> **GIVEN PROBLEM**: Each line of the data that includes the string "Oxygen" is to be copied out.

> **TASK INPUT**:
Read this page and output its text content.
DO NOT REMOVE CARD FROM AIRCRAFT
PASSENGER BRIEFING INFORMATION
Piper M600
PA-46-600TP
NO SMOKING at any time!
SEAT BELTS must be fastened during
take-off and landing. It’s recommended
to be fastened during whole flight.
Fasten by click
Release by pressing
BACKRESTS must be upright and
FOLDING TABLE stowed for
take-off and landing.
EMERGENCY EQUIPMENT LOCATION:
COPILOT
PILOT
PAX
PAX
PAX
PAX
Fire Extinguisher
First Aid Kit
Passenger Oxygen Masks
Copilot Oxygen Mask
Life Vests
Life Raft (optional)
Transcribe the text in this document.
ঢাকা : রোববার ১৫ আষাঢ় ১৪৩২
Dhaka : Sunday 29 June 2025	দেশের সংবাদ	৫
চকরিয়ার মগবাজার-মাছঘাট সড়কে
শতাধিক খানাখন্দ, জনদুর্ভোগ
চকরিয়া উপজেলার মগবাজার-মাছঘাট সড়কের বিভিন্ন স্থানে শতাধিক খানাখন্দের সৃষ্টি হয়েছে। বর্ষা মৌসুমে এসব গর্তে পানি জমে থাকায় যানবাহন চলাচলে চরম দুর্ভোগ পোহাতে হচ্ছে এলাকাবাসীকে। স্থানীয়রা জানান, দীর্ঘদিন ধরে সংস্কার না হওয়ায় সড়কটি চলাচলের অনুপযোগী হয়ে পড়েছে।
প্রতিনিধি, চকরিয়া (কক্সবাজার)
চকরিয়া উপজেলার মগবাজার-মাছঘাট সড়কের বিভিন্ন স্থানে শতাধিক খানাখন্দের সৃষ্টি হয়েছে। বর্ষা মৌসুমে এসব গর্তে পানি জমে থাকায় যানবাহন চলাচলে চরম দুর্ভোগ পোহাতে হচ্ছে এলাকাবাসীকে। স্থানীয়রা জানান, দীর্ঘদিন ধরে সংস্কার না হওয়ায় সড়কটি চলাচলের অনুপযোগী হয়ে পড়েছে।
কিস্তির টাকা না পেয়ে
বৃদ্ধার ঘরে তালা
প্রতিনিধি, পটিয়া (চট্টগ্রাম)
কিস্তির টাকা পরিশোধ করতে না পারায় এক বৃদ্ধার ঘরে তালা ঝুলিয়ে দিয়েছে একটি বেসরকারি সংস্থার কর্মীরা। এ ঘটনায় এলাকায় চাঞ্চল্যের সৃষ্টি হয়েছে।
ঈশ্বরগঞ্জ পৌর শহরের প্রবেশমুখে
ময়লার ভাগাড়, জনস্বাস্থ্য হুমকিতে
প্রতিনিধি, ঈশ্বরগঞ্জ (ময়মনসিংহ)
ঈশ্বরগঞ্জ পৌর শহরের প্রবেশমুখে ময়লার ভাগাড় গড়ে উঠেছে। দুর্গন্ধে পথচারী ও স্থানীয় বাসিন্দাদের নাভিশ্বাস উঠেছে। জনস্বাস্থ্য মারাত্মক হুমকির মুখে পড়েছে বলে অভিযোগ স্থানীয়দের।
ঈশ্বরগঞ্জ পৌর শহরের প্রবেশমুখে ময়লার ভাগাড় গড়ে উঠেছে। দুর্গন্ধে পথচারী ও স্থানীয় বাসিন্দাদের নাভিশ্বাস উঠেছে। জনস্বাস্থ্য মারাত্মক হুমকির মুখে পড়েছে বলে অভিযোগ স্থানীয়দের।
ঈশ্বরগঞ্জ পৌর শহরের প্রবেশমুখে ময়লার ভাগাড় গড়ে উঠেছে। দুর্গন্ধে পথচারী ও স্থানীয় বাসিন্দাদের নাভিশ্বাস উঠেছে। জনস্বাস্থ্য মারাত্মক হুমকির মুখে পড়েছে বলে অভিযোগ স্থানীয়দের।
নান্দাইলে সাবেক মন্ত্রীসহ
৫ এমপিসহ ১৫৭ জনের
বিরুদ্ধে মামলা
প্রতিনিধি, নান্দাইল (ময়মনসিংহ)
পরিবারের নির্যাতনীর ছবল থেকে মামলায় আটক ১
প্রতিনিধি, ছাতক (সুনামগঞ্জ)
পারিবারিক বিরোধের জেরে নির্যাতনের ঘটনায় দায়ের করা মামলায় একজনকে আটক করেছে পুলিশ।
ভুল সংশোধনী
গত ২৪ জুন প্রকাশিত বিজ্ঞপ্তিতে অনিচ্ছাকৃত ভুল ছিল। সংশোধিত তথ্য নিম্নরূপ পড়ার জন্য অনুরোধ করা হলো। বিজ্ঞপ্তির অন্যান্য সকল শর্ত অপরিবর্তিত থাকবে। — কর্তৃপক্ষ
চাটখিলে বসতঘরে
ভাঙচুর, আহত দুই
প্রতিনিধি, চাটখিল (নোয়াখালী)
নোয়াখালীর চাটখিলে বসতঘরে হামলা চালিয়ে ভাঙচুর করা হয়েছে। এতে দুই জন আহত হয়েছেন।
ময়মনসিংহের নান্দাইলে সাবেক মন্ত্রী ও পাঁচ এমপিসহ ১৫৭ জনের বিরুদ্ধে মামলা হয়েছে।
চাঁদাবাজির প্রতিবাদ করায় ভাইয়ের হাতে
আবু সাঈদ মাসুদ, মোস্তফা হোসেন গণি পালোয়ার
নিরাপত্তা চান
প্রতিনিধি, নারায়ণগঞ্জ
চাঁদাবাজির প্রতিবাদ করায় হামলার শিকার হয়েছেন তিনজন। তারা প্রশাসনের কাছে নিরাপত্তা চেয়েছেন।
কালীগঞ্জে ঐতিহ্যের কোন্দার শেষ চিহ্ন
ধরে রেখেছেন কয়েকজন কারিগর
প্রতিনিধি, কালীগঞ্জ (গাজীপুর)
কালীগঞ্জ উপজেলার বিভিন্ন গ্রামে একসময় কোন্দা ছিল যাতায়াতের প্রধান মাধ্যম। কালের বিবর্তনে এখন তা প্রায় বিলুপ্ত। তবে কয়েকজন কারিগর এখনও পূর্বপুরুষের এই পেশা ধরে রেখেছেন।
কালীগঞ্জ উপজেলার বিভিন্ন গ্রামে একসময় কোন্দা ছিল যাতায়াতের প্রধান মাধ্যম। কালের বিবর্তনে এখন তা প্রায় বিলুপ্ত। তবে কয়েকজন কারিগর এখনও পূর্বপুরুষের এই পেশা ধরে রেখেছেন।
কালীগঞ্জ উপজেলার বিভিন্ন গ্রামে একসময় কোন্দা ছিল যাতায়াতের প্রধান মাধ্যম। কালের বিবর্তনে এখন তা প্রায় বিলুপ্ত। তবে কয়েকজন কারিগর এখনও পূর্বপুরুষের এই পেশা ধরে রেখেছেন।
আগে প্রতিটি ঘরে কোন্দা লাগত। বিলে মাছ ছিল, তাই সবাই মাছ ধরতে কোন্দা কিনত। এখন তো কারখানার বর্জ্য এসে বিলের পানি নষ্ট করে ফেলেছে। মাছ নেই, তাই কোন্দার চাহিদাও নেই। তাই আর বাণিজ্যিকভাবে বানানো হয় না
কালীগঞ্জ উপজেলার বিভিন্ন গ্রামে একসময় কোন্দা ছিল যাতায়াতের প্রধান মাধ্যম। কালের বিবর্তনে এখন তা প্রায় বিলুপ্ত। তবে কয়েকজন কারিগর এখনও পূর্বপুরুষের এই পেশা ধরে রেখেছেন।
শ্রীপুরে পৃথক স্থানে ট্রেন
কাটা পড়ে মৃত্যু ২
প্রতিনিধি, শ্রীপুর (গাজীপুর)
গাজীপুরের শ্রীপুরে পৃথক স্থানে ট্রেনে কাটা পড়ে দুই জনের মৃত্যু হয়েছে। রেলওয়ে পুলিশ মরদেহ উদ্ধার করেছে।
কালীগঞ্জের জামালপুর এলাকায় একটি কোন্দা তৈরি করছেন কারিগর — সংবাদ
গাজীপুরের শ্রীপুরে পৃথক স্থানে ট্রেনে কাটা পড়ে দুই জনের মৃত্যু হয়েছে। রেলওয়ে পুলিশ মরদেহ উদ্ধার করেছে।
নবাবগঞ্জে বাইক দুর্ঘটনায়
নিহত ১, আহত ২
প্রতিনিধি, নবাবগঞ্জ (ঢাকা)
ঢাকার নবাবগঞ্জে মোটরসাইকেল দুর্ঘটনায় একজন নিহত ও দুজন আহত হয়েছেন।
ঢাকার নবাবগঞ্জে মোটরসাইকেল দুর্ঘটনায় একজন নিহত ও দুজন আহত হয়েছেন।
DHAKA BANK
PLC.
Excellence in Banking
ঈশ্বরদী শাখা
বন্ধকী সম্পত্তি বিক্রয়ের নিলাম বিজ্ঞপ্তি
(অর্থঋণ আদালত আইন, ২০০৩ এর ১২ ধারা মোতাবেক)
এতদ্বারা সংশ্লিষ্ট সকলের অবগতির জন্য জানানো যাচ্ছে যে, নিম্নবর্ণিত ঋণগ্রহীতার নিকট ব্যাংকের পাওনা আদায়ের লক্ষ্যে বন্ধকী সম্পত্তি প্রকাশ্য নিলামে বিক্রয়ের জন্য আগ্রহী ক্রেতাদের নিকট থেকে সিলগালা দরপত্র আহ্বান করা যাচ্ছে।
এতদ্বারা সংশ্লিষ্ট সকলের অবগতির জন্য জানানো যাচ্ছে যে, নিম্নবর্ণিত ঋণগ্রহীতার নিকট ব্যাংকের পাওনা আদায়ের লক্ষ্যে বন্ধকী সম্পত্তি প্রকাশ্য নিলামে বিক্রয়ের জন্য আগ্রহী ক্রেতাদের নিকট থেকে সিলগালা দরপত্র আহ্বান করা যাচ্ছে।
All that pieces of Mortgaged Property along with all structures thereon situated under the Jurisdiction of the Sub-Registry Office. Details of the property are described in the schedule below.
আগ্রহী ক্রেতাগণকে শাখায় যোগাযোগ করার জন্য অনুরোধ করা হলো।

> **COMPLETE ANSWER**:
Passenger Oxygen Masks
Copilot Oxygen Mask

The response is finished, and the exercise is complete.